## Stated problem
Write out the data below exactly as given, without any of its pictures.

## Records for the exercise
# # #
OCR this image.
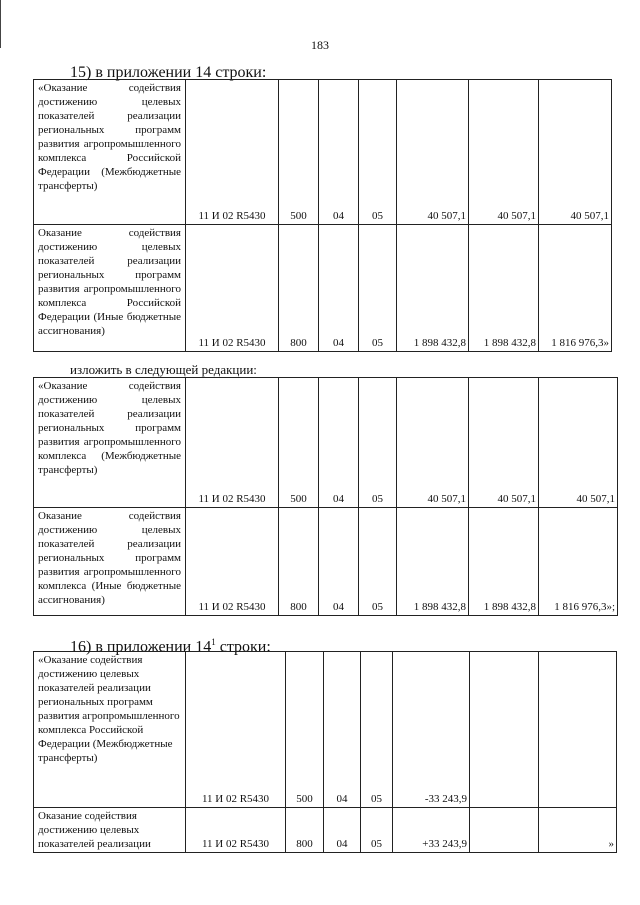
183
15) в приложении 14 строки:
«Оказание содействия достижению целевых показателей реализации региональных программ развития агропромышленного комплекса Российской Федерации (Межбюджетные трансферты)	11 И 02 R5430	500	04	05	40 507,1	40 507,1	40 507,1
Оказание содействия достижению целевых показателей реализации региональных программ развития агропромышленного комплекса Российской Федерации (Иные бюджетные ассигнования)	11 И 02 R5430	800	04	05	1 898 432,8	1 898 432,8	1 816 976,3»
изложить в следующей редакции:
«Оказание содействия достижению целевых показателей реализации региональных программ развития агропромышленного комплекса (Межбюджетные трансферты)	11 И 02 R5430	500	04	05	40 507,1	40 507,1	40 507,1
Оказание содействия достижению целевых показателей реализации региональных программ развития агропромышленного комплекса (Иные бюджетные ассигнования)	11 И 02 R5430	800	04	05	1 898 432,8	1 898 432,8	1 816 976,3»;
16) в приложении $14^1$ строки:
«Оказание содействия достижению целевых показателей реализации региональных программ развития агропромышленного комплекса Российской Федерации (Межбюджетные трансферты)	11 И 02 R5430	500	04	05	-33 243,9		
Оказание содействия достижению целевых показателей реализации	11 И 02 R5430	800	04	05	+33 243,9		»
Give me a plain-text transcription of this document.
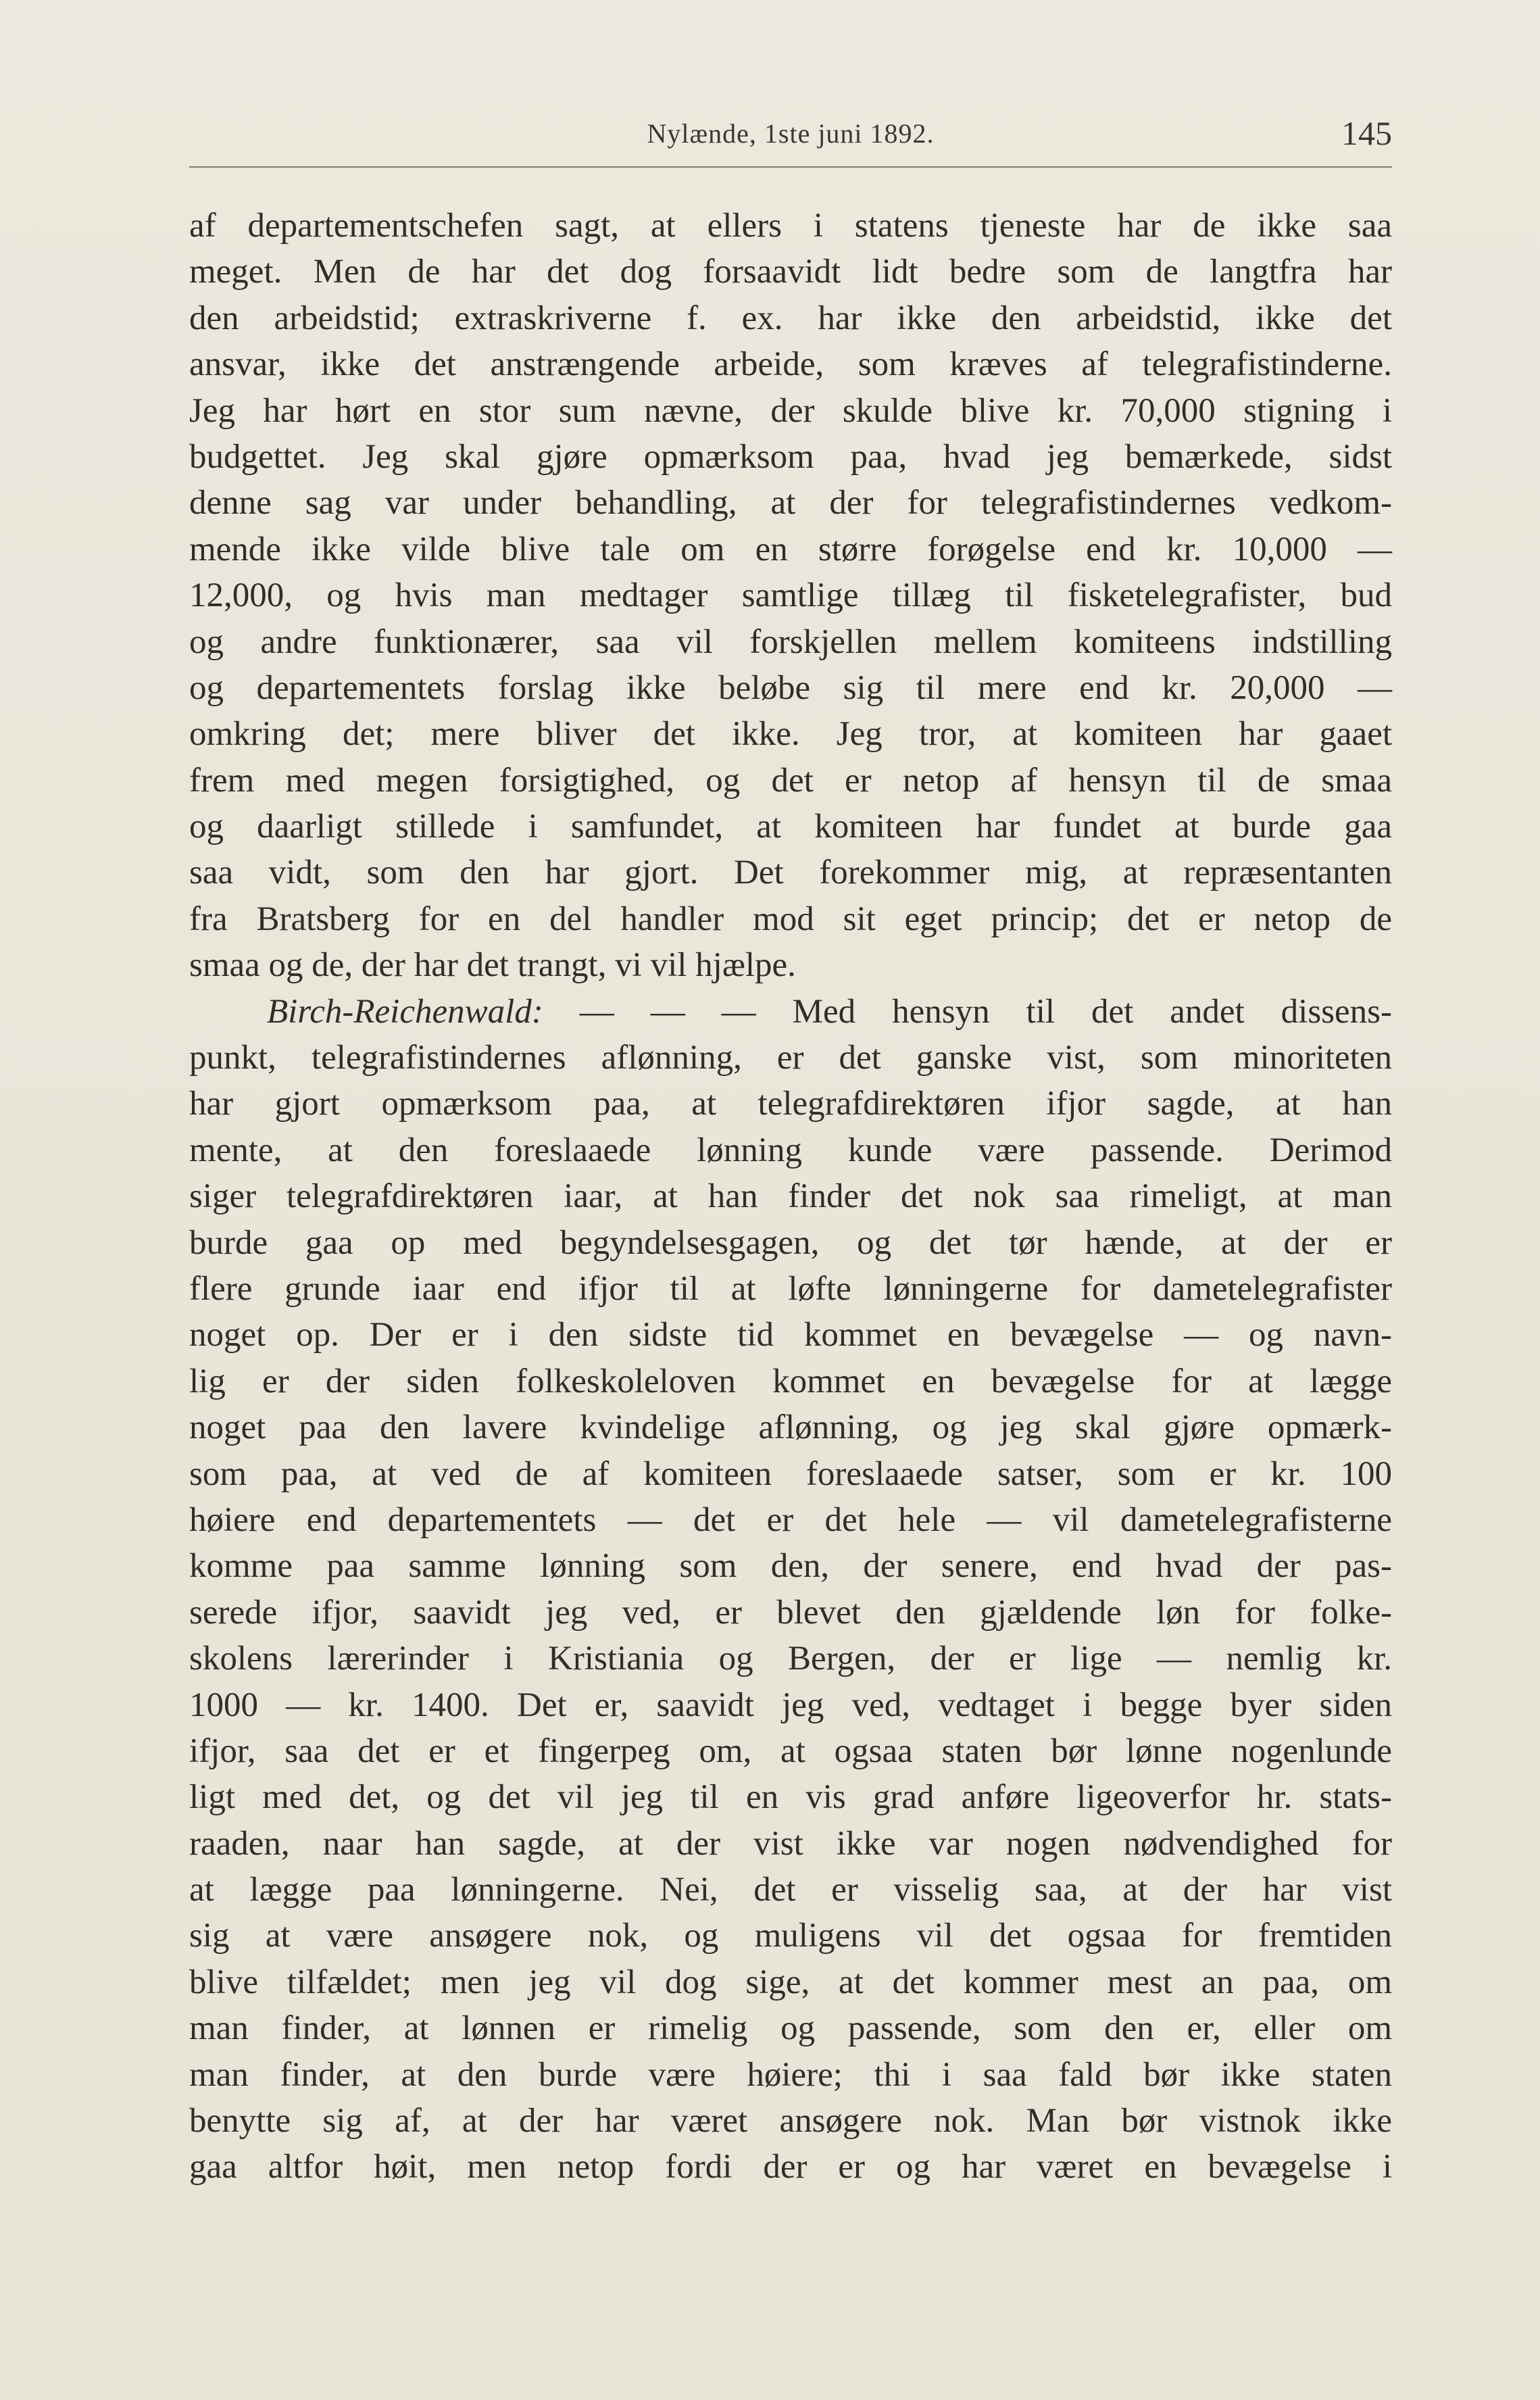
Nylænde, 1ste juni 1892.	145
af departementschefen sagt, at ellers i statens tjeneste har de ikke saa
meget. Men de har det dog forsaavidt lidt bedre som de langtfra har
den arbeidstid; extraskriverne f. ex. har ikke den arbeidstid, ikke det
ansvar, ikke det anstrængende arbeide, som kræves af telegrafistinderne.
Jeg har hørt en stor sum nævne, der skulde blive kr. 70,000 stigning i
budgettet. Jeg skal gjøre opmærksom paa, hvad jeg bemærkede, sidst
denne sag var under behandling, at der for telegrafistindernes vedkom-
mende ikke vilde blive tale om en større forøgelse end kr. 10,000 —
12,000, og hvis man medtager samtlige tillæg til fisketelegrafister, bud
og andre funktionærer, saa vil forskjellen mellem komiteens indstilling
og departementets forslag ikke beløbe sig til mere end kr. 20,000 —
omkring det; mere bliver det ikke. Jeg tror, at komiteen har gaaet
frem med megen forsigtighed, og det er netop af hensyn til de smaa
og daarligt stillede i samfundet, at komiteen har fundet at burde gaa
saa vidt, som den har gjort. Det forekommer mig, at repræsentanten
fra Bratsberg for en del handler mod sit eget princip; det er netop de
smaa og de, der har det trangt, vi vil hjælpe.
Birch-Reichenwald: — — — Med hensyn til det andet dissens-
punkt, telegrafistindernes aflønning, er det ganske vist, som minoriteten
har gjort opmærksom paa, at telegrafdirektøren ifjor sagde, at han
mente, at den foreslaaede lønning kunde være passende. Derimod
siger telegrafdirektøren iaar, at han finder det nok saa rimeligt, at man
burde gaa op med begyndelsesgagen, og det tør hænde, at der er
flere grunde iaar end ifjor til at løfte lønningerne for dametelegrafister
noget op. Der er i den sidste tid kommet en bevægelse — og navn-
lig er der siden folkeskoleloven kommet en bevægelse for at lægge
noget paa den lavere kvindelige aflønning, og jeg skal gjøre opmærk-
som paa, at ved de af komiteen foreslaaede satser, som er kr. 100
høiere end departementets — det er det hele — vil dametelegrafisterne
komme paa samme lønning som den, der senere, end hvad der pas-
serede ifjor, saavidt jeg ved, er blevet den gjældende løn for folke-
skolens lærerinder i Kristiania og Bergen, der er lige — nemlig kr.
1000 — kr. 1400. Det er, saavidt jeg ved, vedtaget i begge byer siden
ifjor, saa det er et fingerpeg om, at ogsaa staten bør lønne nogenlunde
ligt med det, og det vil jeg til en vis grad anføre ligeoverfor hr. stats-
raaden, naar han sagde, at der vist ikke var nogen nødvendighed for
at lægge paa lønningerne. Nei, det er visselig saa, at der har vist
sig at være ansøgere nok, og muligens vil det ogsaa for fremtiden
blive tilfældet; men jeg vil dog sige, at det kommer mest an paa, om
man finder, at lønnen er rimelig og passende, som den er, eller om
man finder, at den burde være høiere; thi i saa fald bør ikke staten
benytte sig af, at der har været ansøgere nok. Man bør vistnok ikke
gaa altfor høit, men netop fordi der er og har været en bevægelse i
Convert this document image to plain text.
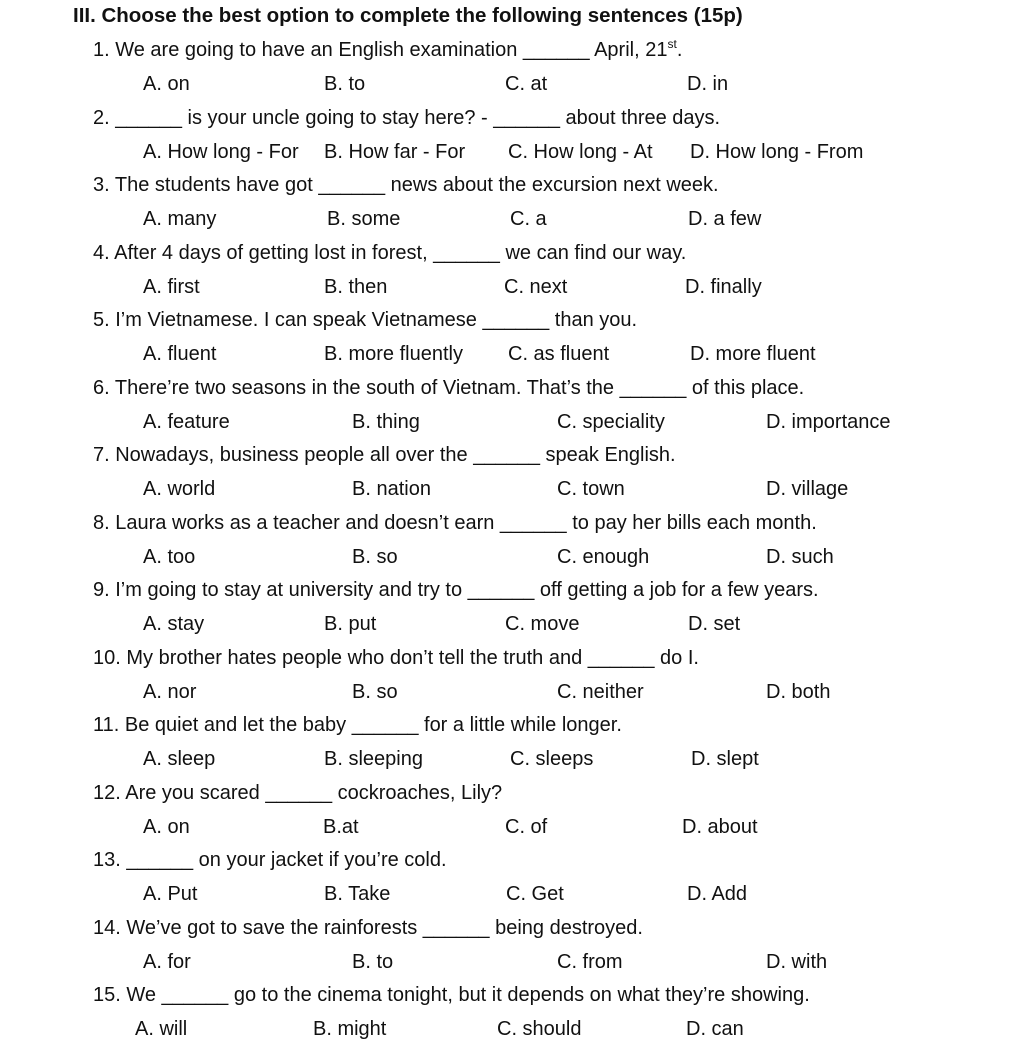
III. Choose the best option to complete the following sentences (15p)
1. We are going to have an English examination ______ April, 21st.
A. on	B. to	C. at	D. in
2. ______ is your uncle going to stay here? - ______ about three days.
A. How long - For B. How far - For C. How long - At D. How long - From
3. The students have got ______ news about the excursion next week.
A. many	B. some	C. a	D. a few
4. After 4 days of getting lost in forest, ______ we can find our way.
A. first	B. then	C. next	D. finally
5. I’m Vietnamese. I can speak Vietnamese ______ than you.
A. fluent	B. more fluently C. as fluent	D. more fluent
6. There’re two seasons in the south of Vietnam. That’s the ______ of this place.
A. feature	B. thing	C. speciality	D. importance
7. Nowadays, business people all over the ______ speak English.
A. world	B. nation	C. town	D. village
8. Laura works as a teacher and doesn’t earn ______ to pay her bills each month.
A. too	B. so	C. enough	D. such
9. I’m going to stay at university and try to ______ off getting a job for a few years.
A. stay	B. put	C. move	D. set
10. My brother hates people who don’t tell the truth and ______ do I.
A. nor	B. so	C. neither	D. both
11. Be quiet and let the baby ______ for a little while longer.
A. sleep	B. sleeping	C. sleeps	D. slept
12. Are you scared ______ cockroaches, Lily?
A. on	B.at	C. of	D. about
13. ______ on your jacket if you’re cold.
A. Put	B. Take	C. Get	D. Add
14. We’ve got to save the rainforests ______ being destroyed.
A. for	B. to	C. from	D. with
15. We ______ go to the cinema tonight, but it depends on what they’re showing.
A. will	B. might	C. should	D. can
# # #
## Solved exercise
OCR this image.
183
15) в приложении 14 строки:
«Оказание содействия достижению целевых показателей реализации региональных программ развития агропромышленного комплекса Российской Федерации (Межбюджетные трансферты)	11 И 02 R5430	500	04	05	40 507,1	40 507,1	40 507,1
Оказание содействия достижению целевых показателей реализации региональных программ развития агропромышленного комплекса Российской Федерации (Иные бюджетные ассигнования)	11 И 02 R5430	800	04	05	1 898 432,8	1 898 432,8	1 816 976,3»
изложить в следующей редакции:
«Оказание содействия достижению целевых показателей реализации региональных программ развития агропромышленного комплекса (Межбюджетные трансферты)	11 И 02 R5430	500	04	05	40 507,1	40 507,1	40 507,1
Оказание содействия достижению целевых показателей реализации региональных программ развития агропромышленного комплекса (Иные бюджетные ассигнования)	11 И 02 R5430	800	04	05	1 898 432,8	1 898 432,8	1 816 976,3»;
16) в приложении $14^1$ строки:
«Оказание содействия достижению целевых показателей реализации региональных программ развития агропромышленного комплекса Российской Федерации (Межбюджетные трансферты)	11 И 02 R5430	500	04	05	-33 243,9		
Оказание содействия достижению целевых показателей реализации	11 И 02 R5430	800	04	05	+33 243,9		»
Give me a plain-text transcription of this document.
Nylænde, 1ste juni 1892.	145
af departementschefen sagt, at ellers i statens tjeneste har de ikke saa
meget. Men de har det dog forsaavidt lidt bedre som de langtfra har
den arbeidstid; extraskriverne f. ex. har ikke den arbeidstid, ikke det
ansvar, ikke det anstrængende arbeide, som kræves af telegrafistinderne.
Jeg har hørt en stor sum nævne, der skulde blive kr. 70,000 stigning i
budgettet. Jeg skal gjøre opmærksom paa, hvad jeg bemærkede, sidst
denne sag var under behandling, at der for telegrafistindernes vedkom-
mende ikke vilde blive tale om en større forøgelse end kr. 10,000 —
12,000, og hvis man medtager samtlige tillæg til fisketelegrafister, bud
og andre funktionærer, saa vil forskjellen mellem komiteens indstilling
og departementets forslag ikke beløbe sig til mere end kr. 20,000 —
omkring det; mere bliver det ikke. Jeg tror, at komiteen har gaaet
frem med megen forsigtighed, og det er netop af hensyn til de smaa
og daarligt stillede i samfundet, at komiteen har fundet at burde gaa
saa vidt, som den har gjort. Det forekommer mig, at repræsentanten
fra Bratsberg for en del handler mod sit eget princip; det er netop de
smaa og de, der har det trangt, vi vil hjælpe.
Birch-Reichenwald: — — — Med hensyn til det andet dissens-
punkt, telegrafistindernes aflønning, er det ganske vist, som minoriteten
har gjort opmærksom paa, at telegrafdirektøren ifjor sagde, at han
mente, at den foreslaaede lønning kunde være passende. Derimod
siger telegrafdirektøren iaar, at han finder det nok saa rimeligt, at man
burde gaa op med begyndelsesgagen, og det tør hænde, at der er
flere grunde iaar end ifjor til at løfte lønningerne for dametelegrafister
noget op. Der er i den sidste tid kommet en bevægelse — og navn-
lig er der siden folkeskoleloven kommet en bevægelse for at lægge
noget paa den lavere kvindelige aflønning, og jeg skal gjøre opmærk-
som paa, at ved de af komiteen foreslaaede satser, som er kr. 100
høiere end departementets — det er det hele — vil dametelegrafisterne
komme paa samme lønning som den, der senere, end hvad der pas-
serede ifjor, saavidt jeg ved, er blevet den gjældende løn for folke-
skolens lærerinder i Kristiania og Bergen, der er lige — nemlig kr.
1000 — kr. 1400. Det er, saavidt jeg ved, vedtaget i begge byer siden
ifjor, saa det er et fingerpeg om, at ogsaa staten bør lønne nogenlunde
ligt med det, og det vil jeg til en vis grad anføre ligeoverfor hr. stats-
raaden, naar han sagde, at der vist ikke var nogen nødvendighed for
at lægge paa lønningerne. Nei, det er visselig saa, at der har vist
sig at være ansøgere nok, og muligens vil det ogsaa for fremtiden
blive tilfældet; men jeg vil dog sige, at det kommer mest an paa, om
man finder, at lønnen er rimelig og passende, som den er, eller om
man finder, at den burde være høiere; thi i saa fald bør ikke staten
benytte sig af, at der har været ansøgere nok. Man bør vistnok ikke
gaa altfor høit, men netop fordi der er og har været en bevægelse i
Convert this document image to plain text.
III. Choose the best option to complete the following sentences (15p)
1. We are going to have an English examination ______ April, 21st.
A. on	B. to	C. at	D. in
2. ______ is your uncle going to stay here? - ______ about three days.
A. How long - For B. How far - For C. How long - At D. How long - From
3. The students have got ______ news about the excursion next week.
A. many	B. some	C. a	D. a few
4. After 4 days of getting lost in forest, ______ we can find our way.
A. first	B. then	C. next	D. finally
5. I’m Vietnamese. I can speak Vietnamese ______ than you.
A. fluent	B. more fluently C. as fluent	D. more fluent
6. There’re two seasons in the south of Vietnam. That’s the ______ of this place.
A. feature	B. thing	C. speciality	D. importance
7. Nowadays, business people all over the ______ speak English.
A. world	B. nation	C. town	D. village
8. Laura works as a teacher and doesn’t earn ______ to pay her bills each month.
A. too	B. so	C. enough	D. such
9. I’m going to stay at university and try to ______ off getting a job for a few years.
A. stay	B. put	C. move	D. set
10. My brother hates people who don’t tell the truth and ______ do I.
A. nor	B. so	C. neither	D. both
11. Be quiet and let the baby ______ for a little while longer.
A. sleep	B. sleeping	C. sleeps	D. slept
12. Are you scared ______ cockroaches, Lily?
A. on	B.at	C. of	D. about
13. ______ on your jacket if you’re cold.
A. Put	B. Take	C. Get	D. Add
14. We’ve got to save the rainforests ______ being destroyed.
A. for	B. to	C. from	D. with
15. We ______ go to the cinema tonight, but it depends on what they’re showing.
A. will	B. might	C. should	D. can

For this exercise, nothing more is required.